Estratto =>
= = = = = = =

“Scegliere di donare un organo è il gesto più rivoluzionario e senza clamore che una persona possa fare”.

Con queste parole, Nives Meroi ha racchiuso il senso dell’incontro “Oltre la vetta. La vita dopo il trapianto”, che si è svolto ieri sera in una gremita Sala del Gran Consiglio al Palazzo Ducale di Genova. L’alpinista italiana, ospite con il marito e compagno di cordata Romano Benet, ha aperto la serata con un emozionante racconto di imprese sportive e di vita. Dopo la malattia e due trapianti di midollo osseo, Romano Benet ha raggiunto la vetta dell’Annapurna in Nepal nel maggio 2017. Al suo fianco, come sempre, Nives Meroi.

= = = = = = =

Cosa fare =>
1 > Elenca tutti i nomi di luoghi che compaiono nel brano sull'incontro con Nives Meroi.
2 > Riproduci fedelmente il brano sull'incontro con Nives Meroi da "Con queste parole, Nives" fino a "sempre, Nives Meroi." compreso.
3 > Riprendi il brano sull'incontro con Nives Meroi e proseguilo dopo la sua ultima frase.

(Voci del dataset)
= = = = = = =

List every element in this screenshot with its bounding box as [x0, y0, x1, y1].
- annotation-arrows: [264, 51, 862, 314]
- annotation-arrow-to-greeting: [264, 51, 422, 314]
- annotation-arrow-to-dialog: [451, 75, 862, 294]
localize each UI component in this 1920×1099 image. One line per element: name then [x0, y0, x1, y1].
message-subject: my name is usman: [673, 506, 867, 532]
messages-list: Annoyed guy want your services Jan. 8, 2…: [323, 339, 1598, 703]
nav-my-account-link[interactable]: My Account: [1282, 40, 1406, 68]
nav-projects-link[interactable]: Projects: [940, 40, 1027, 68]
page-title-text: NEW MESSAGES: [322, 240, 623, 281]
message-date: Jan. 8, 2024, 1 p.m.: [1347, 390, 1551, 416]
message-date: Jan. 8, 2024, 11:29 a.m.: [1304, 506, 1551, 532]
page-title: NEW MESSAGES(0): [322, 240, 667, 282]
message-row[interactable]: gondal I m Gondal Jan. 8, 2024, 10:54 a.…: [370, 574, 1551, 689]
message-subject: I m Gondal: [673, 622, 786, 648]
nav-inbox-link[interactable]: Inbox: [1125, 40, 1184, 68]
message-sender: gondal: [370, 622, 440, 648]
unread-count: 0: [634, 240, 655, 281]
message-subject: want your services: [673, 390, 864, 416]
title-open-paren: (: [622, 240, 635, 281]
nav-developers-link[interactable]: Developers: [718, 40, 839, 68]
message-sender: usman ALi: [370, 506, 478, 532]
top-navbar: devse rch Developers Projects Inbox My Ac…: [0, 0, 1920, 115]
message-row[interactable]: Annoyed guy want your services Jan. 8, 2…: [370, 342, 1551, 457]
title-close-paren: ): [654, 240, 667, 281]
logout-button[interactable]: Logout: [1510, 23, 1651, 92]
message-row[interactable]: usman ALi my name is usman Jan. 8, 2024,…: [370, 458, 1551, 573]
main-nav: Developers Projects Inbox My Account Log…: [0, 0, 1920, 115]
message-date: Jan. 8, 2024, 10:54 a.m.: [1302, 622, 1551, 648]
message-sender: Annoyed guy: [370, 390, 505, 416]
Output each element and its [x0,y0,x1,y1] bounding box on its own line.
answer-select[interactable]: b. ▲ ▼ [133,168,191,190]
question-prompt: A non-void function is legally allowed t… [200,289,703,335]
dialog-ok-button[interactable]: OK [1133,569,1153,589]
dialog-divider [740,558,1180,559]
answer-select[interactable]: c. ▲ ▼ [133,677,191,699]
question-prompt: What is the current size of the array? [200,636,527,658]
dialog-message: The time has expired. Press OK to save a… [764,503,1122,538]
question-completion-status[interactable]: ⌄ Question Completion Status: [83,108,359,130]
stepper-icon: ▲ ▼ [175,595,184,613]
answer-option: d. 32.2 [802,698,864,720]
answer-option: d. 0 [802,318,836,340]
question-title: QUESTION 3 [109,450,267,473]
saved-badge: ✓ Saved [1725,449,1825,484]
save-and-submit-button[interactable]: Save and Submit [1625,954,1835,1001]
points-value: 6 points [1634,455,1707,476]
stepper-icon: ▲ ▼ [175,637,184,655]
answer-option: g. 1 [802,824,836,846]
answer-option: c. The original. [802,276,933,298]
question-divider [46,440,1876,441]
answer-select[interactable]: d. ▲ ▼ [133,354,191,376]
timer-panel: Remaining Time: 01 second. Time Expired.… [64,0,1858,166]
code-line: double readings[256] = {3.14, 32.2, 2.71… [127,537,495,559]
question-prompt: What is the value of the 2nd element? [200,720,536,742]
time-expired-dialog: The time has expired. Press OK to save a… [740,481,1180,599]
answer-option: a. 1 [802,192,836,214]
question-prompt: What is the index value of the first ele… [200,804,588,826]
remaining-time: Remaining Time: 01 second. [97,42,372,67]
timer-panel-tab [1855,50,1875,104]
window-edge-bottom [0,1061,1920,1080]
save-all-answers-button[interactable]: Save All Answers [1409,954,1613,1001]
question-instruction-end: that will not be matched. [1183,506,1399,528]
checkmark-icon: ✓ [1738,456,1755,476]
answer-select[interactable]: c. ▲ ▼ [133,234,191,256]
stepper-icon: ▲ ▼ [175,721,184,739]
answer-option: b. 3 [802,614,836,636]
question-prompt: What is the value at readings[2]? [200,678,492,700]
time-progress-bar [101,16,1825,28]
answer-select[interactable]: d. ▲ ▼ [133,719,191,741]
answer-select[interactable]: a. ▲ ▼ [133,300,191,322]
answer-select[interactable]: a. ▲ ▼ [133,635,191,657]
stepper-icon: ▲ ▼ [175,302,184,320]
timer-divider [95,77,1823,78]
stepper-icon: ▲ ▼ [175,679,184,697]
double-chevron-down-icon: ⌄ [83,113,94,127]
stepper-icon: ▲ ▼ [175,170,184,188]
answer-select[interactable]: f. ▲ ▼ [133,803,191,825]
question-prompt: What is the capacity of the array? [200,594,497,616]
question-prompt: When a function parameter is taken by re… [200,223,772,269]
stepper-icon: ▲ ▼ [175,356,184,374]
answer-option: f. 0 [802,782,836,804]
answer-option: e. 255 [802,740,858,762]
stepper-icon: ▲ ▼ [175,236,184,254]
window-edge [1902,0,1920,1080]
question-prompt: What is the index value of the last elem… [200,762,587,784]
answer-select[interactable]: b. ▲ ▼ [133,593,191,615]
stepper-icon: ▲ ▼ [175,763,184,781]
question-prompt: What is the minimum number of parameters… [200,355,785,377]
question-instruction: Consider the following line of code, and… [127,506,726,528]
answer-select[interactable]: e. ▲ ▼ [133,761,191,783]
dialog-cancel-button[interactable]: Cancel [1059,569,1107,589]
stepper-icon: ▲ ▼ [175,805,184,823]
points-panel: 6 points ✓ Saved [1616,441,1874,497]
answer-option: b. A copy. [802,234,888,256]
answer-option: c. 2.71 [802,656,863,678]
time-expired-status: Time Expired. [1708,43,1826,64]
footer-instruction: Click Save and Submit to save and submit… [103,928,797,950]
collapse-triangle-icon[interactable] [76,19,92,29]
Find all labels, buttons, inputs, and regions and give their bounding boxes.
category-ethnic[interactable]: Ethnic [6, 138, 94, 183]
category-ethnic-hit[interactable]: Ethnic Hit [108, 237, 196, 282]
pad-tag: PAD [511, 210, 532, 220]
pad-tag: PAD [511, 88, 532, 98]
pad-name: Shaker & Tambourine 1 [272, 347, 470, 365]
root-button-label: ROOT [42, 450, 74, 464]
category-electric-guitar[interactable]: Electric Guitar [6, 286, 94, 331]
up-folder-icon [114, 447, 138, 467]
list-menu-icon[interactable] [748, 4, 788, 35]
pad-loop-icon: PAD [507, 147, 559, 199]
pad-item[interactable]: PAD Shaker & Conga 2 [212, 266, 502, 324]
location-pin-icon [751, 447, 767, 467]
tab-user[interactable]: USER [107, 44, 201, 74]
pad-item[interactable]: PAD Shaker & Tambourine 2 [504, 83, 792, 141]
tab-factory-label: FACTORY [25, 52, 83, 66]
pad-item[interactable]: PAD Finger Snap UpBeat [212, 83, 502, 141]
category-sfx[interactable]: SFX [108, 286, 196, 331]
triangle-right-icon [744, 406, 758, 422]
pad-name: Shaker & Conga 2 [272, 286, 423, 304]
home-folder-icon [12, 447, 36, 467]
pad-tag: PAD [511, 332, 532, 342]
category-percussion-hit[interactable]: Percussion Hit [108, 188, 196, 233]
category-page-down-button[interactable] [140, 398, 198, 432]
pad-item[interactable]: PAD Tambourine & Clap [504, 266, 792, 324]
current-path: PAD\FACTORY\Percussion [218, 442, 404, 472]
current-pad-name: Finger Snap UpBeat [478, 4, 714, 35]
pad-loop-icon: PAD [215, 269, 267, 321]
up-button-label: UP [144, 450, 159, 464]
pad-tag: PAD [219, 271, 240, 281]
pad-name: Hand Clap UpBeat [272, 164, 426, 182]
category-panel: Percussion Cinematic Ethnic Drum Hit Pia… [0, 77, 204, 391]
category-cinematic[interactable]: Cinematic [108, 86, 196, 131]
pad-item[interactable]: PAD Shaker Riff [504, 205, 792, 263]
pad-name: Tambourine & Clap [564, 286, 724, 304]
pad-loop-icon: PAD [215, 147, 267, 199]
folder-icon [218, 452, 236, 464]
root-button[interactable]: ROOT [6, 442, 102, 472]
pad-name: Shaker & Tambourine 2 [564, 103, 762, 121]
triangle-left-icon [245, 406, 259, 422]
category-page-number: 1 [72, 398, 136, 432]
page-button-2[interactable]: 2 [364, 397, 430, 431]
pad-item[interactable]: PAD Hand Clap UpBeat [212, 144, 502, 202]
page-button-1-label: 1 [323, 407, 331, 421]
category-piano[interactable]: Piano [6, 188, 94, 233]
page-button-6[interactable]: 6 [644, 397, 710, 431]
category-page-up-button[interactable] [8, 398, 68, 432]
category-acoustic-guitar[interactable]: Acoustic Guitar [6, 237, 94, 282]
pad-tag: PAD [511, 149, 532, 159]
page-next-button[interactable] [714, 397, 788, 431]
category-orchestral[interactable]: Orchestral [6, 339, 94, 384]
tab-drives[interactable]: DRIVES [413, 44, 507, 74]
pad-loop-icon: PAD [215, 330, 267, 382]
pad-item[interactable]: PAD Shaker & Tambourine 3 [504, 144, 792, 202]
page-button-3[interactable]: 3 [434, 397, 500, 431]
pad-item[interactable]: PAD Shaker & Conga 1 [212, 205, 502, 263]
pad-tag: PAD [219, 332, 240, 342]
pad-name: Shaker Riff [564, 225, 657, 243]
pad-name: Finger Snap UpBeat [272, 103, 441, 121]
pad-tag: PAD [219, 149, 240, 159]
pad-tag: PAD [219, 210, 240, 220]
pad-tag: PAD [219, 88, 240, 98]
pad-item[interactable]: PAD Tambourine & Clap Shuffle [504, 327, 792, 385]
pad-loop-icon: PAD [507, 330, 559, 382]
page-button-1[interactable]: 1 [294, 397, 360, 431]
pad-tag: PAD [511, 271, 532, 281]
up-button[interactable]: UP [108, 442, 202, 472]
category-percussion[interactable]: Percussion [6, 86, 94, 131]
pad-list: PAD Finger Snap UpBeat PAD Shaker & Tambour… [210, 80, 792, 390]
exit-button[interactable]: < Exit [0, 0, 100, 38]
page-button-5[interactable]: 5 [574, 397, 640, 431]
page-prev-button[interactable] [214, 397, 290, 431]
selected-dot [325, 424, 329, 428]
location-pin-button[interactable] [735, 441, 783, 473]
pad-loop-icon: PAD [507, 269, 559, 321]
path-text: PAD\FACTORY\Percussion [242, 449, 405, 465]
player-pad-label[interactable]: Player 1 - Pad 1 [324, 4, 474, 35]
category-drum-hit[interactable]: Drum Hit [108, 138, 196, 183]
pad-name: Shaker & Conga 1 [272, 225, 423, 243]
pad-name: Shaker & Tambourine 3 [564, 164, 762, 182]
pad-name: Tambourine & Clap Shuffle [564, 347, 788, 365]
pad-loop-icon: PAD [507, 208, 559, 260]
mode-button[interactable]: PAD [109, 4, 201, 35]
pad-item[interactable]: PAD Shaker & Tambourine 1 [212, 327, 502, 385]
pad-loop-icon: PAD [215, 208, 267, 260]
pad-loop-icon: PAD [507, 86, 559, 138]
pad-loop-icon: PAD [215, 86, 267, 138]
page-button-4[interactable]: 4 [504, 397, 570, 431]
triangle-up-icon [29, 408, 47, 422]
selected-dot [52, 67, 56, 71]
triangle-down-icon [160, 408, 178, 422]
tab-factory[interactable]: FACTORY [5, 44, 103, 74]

= = = = = = =

Risposte ai compiti =>
1 > Sala del Gran Consiglio, Palazzo Ducale, Genova, Annapurna, Nepal

2 >
Con queste parole, Nives Meroi ha racchiuso il senso dell’incontro “Oltre la vetta. La vita dopo il trapianto”, che si è svolto ieri sera in una gremita Sala del Gran Consiglio al Palazzo Ducale di Genova. L’alpinista italiana, ospite con il marito e compagno di cordata Romano Benet, ha aperto la serata con un emozionante racconto di imprese sportive e di vita. Dopo la malattia e due trapianti di midollo osseo, Romano Benet ha raggiunto la vetta dell’Annapurna in Nepal nel maggio 2017. Al suo fianco, come sempre, Nives Meroi.

3 >
Accanto ai due alpinisti, i tecnici del nostro sistema trapianti (Alessandro Nanni Costa, direttore generale del Centro Nazionale Trapianti, Nicoletta Sacchi, direttore del Registro IBMDR, Andrea Gianelli Castiglione, coordinatore regionale per i trapianti della Liguria e Mauro Salizzoni, direttore del centro trapianti di fegato di Torino) hanno affrontato alcuni dei tempi più caldi e dibattuti del momento, come il rispetto dell’anonimato tra donatore e ricevente, gli innovativi farmaci contro l’epatite C e l’importanza di una pratica sportiva regolare per chi ha ricevuto un trapianto.